■ SHORT PROBLEM ■
Pick out each line containing the string "where" and copy it.

■ DATA TO USE ■
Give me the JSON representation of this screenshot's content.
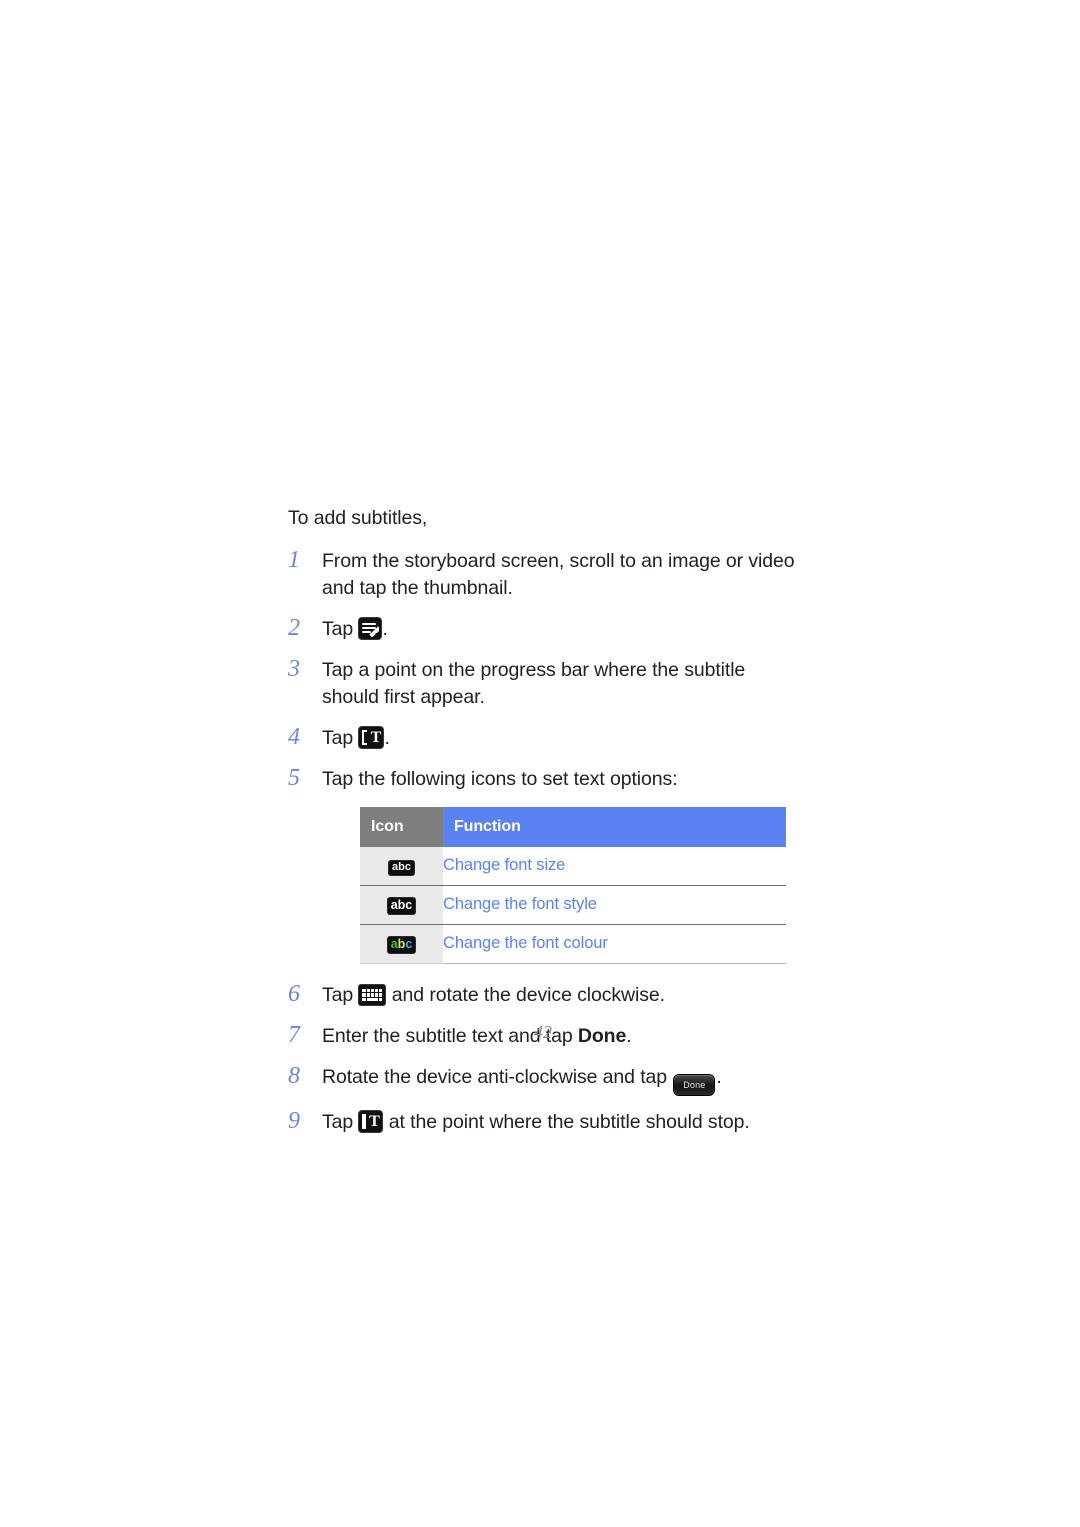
{
  "page": {
    "intro": "To add subtitles,",
    "folio": "42"
  },
  "steps": [
    {
      "num": "1",
      "icon": null,
      "text_before": "From the storyboard screen, scroll to an image or video and tap the thumbnail.",
      "text_after": ""
    },
    {
      "num": "2",
      "icon": "edit-note-icon",
      "text_before": "Tap ",
      "text_after": "."
    },
    {
      "num": "3",
      "icon": null,
      "text_before": "Tap a point on the progress bar where the subtitle should first appear.",
      "text_after": ""
    },
    {
      "num": "4",
      "icon": "bracket-text-start-icon",
      "text_before": "Tap ",
      "text_after": "."
    },
    {
      "num": "5",
      "icon": null,
      "text_before": "Tap the following icons to set text options:",
      "text_after": ""
    },
    {
      "num": "6",
      "icon": "keyboard-icon",
      "text_before": "Tap ",
      "text_after": " and rotate the device clockwise."
    },
    {
      "num": "7",
      "icon": null,
      "text_before": "Enter the subtitle text and tap ",
      "bold": "Done",
      "text_after": "."
    },
    {
      "num": "8",
      "icon": "done-button-icon",
      "text_before": "Rotate the device anti-clockwise and tap ",
      "text_after": "."
    },
    {
      "num": "9",
      "icon": "text-end-icon",
      "text_before": "Tap ",
      "text_after": " at the point where the subtitle should stop."
    }
  ],
  "table": {
    "headers": {
      "icon": "Icon",
      "function": "Function"
    },
    "rows": [
      {
        "icon_name": "abc-font-size-icon",
        "icon_text": "abc",
        "function": "Change font size"
      },
      {
        "icon_name": "abc-font-style-icon",
        "icon_text": "abc",
        "function": "Change the font style"
      },
      {
        "icon_name": "abc-font-colour-icon",
        "icon_a": "a",
        "icon_b": "b",
        "icon_c": "c",
        "function": "Change the font colour"
      }
    ]
  },
  "buttons": {
    "done_pill_label": "Done"
  },
  "colors": {
    "step_number": "#6f85d8",
    "link_blue": "#5b82f2",
    "header_gray": "#7e7e7e",
    "icon_cell_bg": "#e9e9e9",
    "font_colour_green": "#36c437",
    "font_colour_yellow": "#f2e53c",
    "font_colour_blue": "#4ea8ff"
  }
}
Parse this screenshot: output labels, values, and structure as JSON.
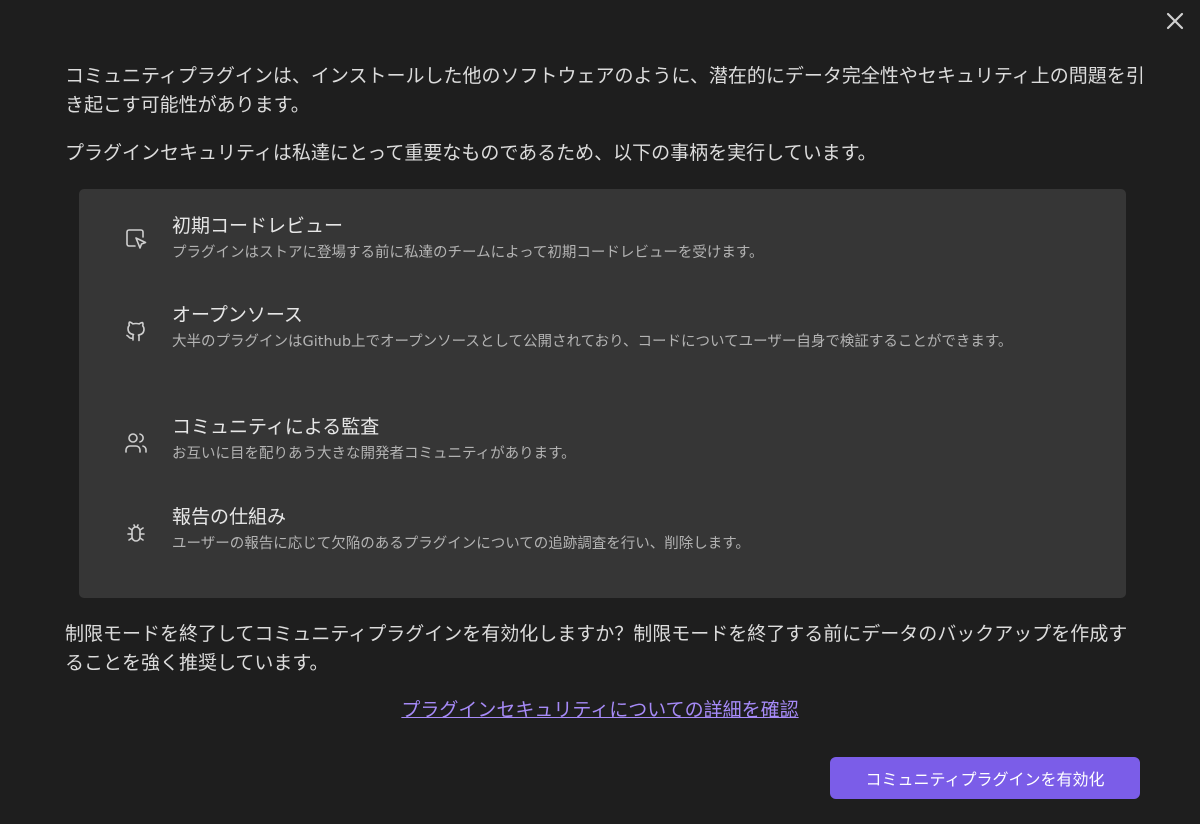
{
  "dialog": {
    "close_icon": "close-icon",
    "intro_paragraph_1": "コミュニティプラグインは、インストールした他のソフトウェアのように、潜在的にデータ完全性やセキュリティ上の問題を引き起こす可能性があります。",
    "intro_paragraph_2": "プラグインセキュリティは私達にとって重要なものであるため、以下の事柄を実行しています。",
    "features": [
      {
        "icon": "cursor-click-icon",
        "title": "初期コードレビュー",
        "description": "プラグインはストアに登場する前に私達のチームによって初期コードレビューを受けます。"
      },
      {
        "icon": "github-icon",
        "title": "オープンソース",
        "description": "大半のプラグインはGithub上でオープンソースとして公開されており、コードについてユーザー自身で検証することができます。"
      },
      {
        "icon": "users-icon",
        "title": "コミュニティによる監査",
        "description": "お互いに目を配りあう大きな開発者コミュニティがあります。"
      },
      {
        "icon": "bug-icon",
        "title": "報告の仕組み",
        "description": "ユーザーの報告に応じて欠陥のあるプラグインについての追跡調査を行い、削除します。"
      }
    ],
    "confirm_text": "制限モードを終了してコミュニティプラグインを有効化しますか？制限モードを終了する前にデータのバックアップを作成することを強く推奨しています。",
    "learn_more_link": "プラグインセキュリティについての詳細を確認",
    "enable_button": "コミュニティプラグインを有効化"
  },
  "colors": {
    "background": "#1e1e1e",
    "panel": "#363636",
    "accent": "#7b5de8",
    "link": "#a68af7"
  }
}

■ FINAL ANSWER ■
      "text_before": "Tap a point on the progress bar where the subtitle should first appear.",
      "text_after": " at the point where the subtitle should stop."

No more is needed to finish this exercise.